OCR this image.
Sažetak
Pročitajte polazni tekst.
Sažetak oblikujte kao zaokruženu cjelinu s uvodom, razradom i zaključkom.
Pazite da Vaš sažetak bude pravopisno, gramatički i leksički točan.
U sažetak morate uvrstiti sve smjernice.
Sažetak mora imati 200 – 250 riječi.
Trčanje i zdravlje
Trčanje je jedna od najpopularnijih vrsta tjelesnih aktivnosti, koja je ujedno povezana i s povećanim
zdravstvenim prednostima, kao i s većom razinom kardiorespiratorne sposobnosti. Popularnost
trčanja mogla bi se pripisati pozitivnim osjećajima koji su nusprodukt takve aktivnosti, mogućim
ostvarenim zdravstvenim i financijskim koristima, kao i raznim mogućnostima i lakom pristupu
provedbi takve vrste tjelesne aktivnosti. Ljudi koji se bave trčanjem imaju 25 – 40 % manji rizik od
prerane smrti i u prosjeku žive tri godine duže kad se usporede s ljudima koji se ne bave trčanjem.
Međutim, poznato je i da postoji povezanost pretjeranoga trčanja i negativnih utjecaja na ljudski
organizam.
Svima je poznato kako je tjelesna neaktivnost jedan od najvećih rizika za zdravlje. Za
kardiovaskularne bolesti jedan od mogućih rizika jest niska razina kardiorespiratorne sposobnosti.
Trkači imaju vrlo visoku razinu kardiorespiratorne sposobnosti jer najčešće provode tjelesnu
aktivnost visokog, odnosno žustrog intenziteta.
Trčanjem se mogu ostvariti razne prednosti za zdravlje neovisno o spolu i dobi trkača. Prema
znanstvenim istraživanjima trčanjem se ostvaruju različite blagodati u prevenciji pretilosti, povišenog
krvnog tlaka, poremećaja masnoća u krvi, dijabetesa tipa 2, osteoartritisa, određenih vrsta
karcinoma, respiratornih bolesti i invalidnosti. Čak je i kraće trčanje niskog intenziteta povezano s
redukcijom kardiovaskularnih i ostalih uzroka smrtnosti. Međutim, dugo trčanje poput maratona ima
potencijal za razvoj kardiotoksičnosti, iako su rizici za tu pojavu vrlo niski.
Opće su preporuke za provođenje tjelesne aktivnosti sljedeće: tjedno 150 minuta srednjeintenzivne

◇ ◇ ◇ ◇ ◇

To be done - Identify and copy the lines holding the word "takve".

Result for this task -
trčanja mogla bi se pripisati pozitivnim osjećajima koji su nusprodukt takve aktivnosti, mogućim
provedbi takve vrste tjelesne aktivnosti. Ljudi koji se bave trčanjem imaju 25 – 40 % manji rizik od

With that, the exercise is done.